◆ SUPPLIED ENTRIES:
##############################

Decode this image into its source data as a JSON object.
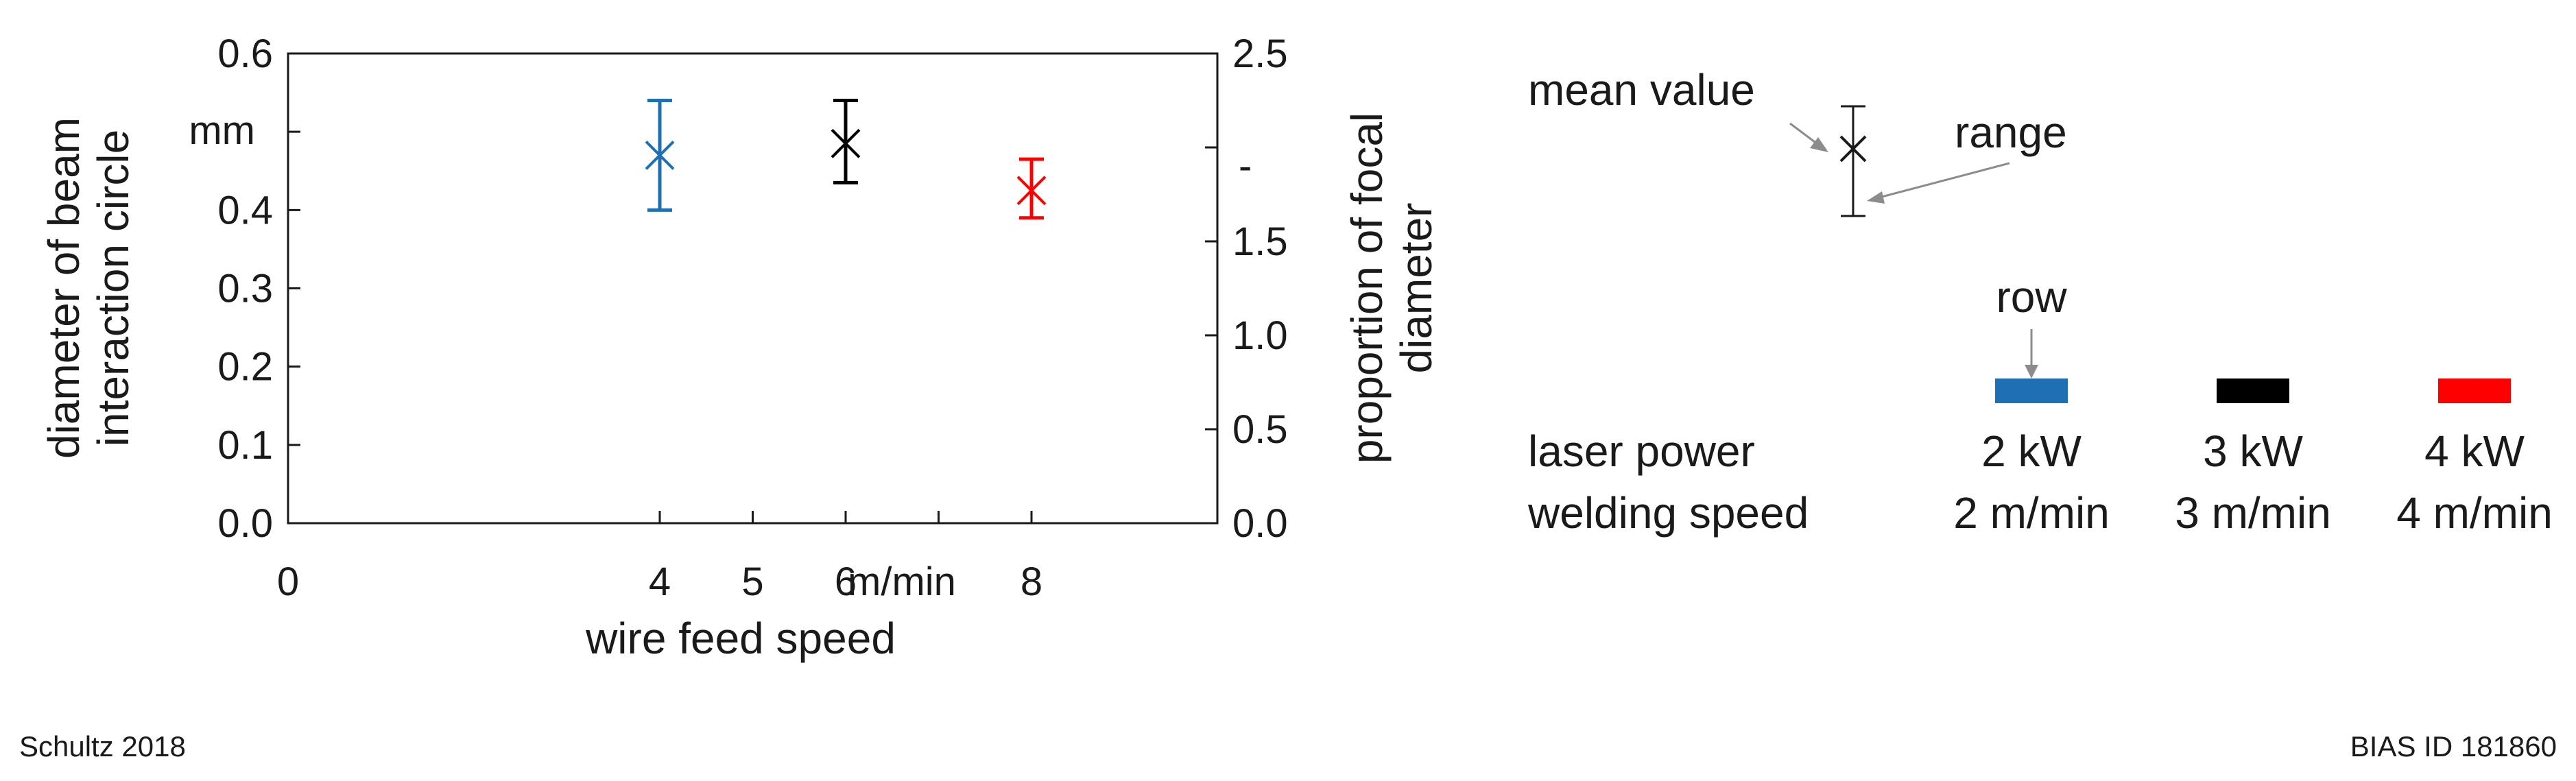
{
  "chart_data": {
    "type": "scatter",
    "xlabel": "wire feed speed",
    "x_unit_label": "m/min",
    "xlim": [
      0,
      10
    ],
    "x_ticks": [
      "0",
      "4",
      "5",
      "6",
      "8"
    ],
    "ylabel_lines": [
      "diameter of beam",
      "interaction circle"
    ],
    "y_unit_label": "mm",
    "ylim": [
      0.0,
      0.6
    ],
    "y_ticks": [
      "0.0",
      "0.1",
      "0.2",
      "0.3",
      "0.4",
      "0.6"
    ],
    "y2label_lines": [
      "proportion of focal",
      "diameter"
    ],
    "y2_unit_label": "-",
    "y2lim": [
      0.0,
      2.5
    ],
    "y2_ticks": [
      "0.0",
      "0.5",
      "1.0",
      "1.5",
      "2.5"
    ],
    "grid": false,
    "points": [
      {
        "x": 4,
        "mean": 0.47,
        "min": 0.4,
        "max": 0.54,
        "color": "#1f6fb4"
      },
      {
        "x": 6,
        "mean": 0.485,
        "min": 0.435,
        "max": 0.54,
        "color": "#000000"
      },
      {
        "x": 8,
        "mean": 0.425,
        "min": 0.39,
        "max": 0.465,
        "color": "#ff0000"
      }
    ]
  },
  "legend": {
    "mean_label": "mean value",
    "range_label": "range",
    "row_label": "row",
    "laser_power_label": "laser power",
    "welding_speed_label": "welding speed",
    "rows": [
      {
        "power": "2 kW",
        "speed": "2 m/min",
        "color": "#1f6fb4"
      },
      {
        "power": "3 kW",
        "speed": "3 m/min",
        "color": "#000000"
      },
      {
        "power": "4 kW",
        "speed": "4 m/min",
        "color": "#ff0000"
      }
    ]
  },
  "footer": {
    "left": "Schultz 2018",
    "right": "BIAS ID 181860"
  }
}
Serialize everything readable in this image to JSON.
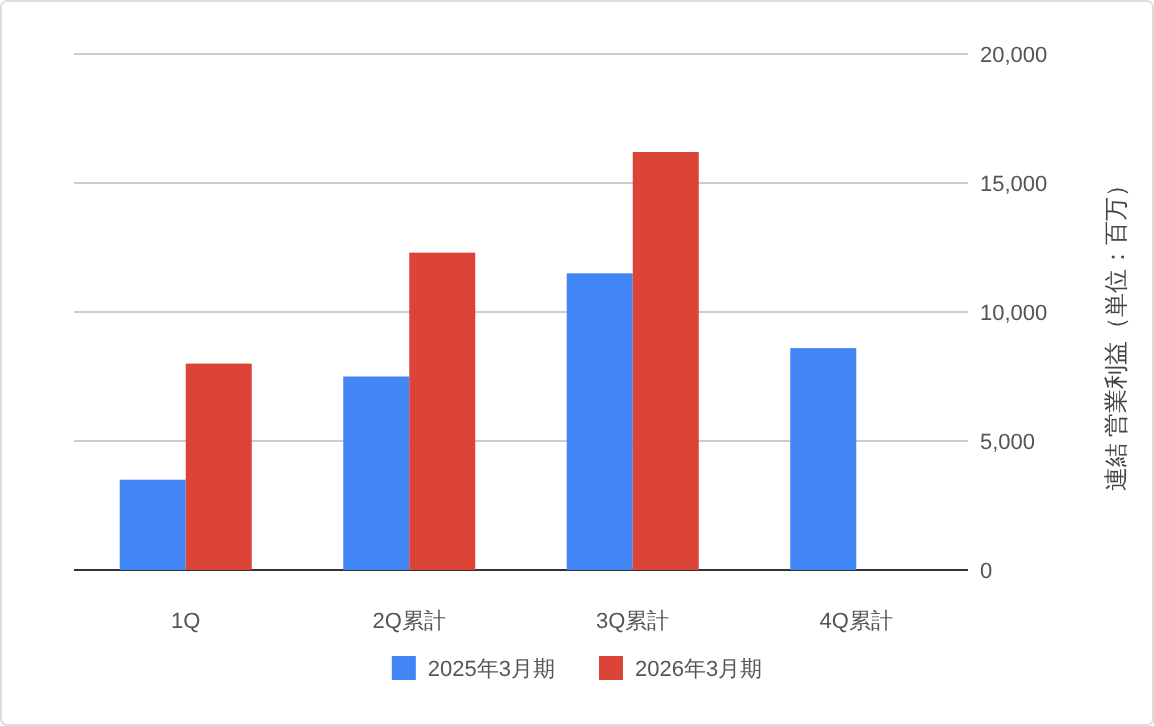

##############################

◆ TASK DESCRIPTION: Which lines contain "power"? Show each of them.

◆ SOLUTION TO THIS EXERCISE:
    "laser_power_label": "laser power",
        "power": "2 kW",
        "power": "3 kW",
        "power": "4 kW",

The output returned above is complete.